┌──
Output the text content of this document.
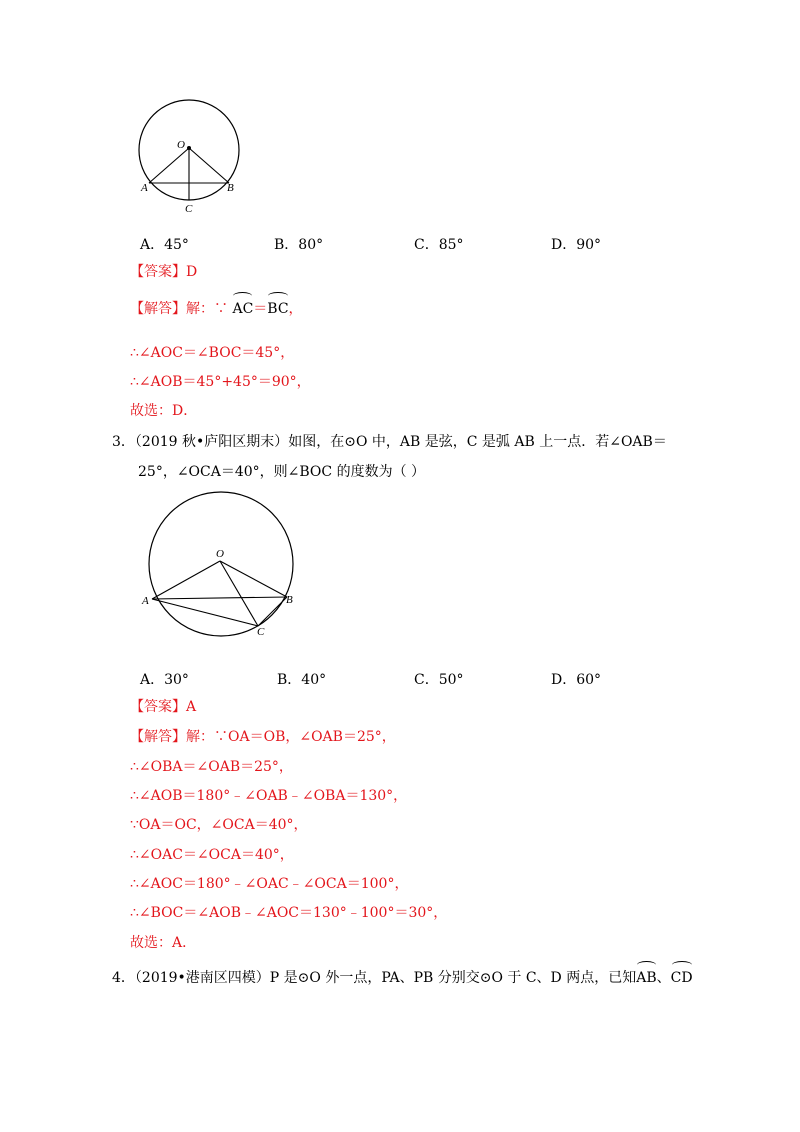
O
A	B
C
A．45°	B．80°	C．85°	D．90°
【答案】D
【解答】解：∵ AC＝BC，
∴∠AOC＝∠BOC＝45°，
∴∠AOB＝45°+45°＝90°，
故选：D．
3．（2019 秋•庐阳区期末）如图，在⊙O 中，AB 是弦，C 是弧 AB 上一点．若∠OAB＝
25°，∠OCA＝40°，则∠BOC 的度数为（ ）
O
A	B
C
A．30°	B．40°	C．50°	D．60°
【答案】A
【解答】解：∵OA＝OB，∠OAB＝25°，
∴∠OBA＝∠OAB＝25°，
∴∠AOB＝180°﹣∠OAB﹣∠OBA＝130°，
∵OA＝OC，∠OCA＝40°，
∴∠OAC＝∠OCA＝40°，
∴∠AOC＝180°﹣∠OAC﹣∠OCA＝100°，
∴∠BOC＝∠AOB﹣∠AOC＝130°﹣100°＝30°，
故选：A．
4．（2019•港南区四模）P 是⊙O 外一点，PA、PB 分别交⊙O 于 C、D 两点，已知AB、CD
└──
┌──
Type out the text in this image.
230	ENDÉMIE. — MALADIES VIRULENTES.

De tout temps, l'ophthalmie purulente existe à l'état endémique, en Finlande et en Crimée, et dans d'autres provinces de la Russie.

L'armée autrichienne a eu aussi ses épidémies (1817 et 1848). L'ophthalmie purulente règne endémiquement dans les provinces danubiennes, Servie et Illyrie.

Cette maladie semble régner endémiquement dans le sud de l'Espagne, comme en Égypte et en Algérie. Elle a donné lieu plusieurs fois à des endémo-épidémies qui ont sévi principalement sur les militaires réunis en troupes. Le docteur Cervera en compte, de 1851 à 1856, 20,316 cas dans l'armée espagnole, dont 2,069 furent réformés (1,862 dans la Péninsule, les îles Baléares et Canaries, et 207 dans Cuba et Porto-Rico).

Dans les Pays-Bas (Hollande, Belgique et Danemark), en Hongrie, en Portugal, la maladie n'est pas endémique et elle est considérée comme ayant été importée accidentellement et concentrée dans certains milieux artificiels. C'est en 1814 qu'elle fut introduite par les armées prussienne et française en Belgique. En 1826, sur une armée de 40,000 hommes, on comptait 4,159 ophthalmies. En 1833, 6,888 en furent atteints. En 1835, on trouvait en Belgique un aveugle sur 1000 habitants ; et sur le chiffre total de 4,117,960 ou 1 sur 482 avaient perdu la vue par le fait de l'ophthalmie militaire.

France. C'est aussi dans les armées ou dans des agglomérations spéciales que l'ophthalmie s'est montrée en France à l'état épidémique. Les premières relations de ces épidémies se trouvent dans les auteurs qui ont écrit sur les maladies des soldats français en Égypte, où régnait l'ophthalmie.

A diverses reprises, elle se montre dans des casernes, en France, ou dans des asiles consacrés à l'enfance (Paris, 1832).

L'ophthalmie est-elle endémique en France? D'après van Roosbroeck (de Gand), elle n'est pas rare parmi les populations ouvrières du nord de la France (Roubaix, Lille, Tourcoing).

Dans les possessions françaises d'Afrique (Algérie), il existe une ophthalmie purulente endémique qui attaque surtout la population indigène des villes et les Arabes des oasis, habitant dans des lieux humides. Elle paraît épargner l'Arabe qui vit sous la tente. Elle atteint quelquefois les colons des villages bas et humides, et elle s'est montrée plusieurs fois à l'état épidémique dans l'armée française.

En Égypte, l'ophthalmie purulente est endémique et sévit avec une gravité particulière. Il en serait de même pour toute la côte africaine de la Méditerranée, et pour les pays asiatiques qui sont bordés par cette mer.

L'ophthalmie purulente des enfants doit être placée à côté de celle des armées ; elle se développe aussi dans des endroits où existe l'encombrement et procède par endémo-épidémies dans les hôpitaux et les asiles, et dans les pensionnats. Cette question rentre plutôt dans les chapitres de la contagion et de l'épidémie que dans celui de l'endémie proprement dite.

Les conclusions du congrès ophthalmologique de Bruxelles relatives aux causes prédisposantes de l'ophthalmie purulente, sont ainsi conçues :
└──
STATED EXERCISE:
Show every line above in which the word "this" occurs.

FINISHED EXERCISE:
Output the text content of this document.
Type out the text in this image.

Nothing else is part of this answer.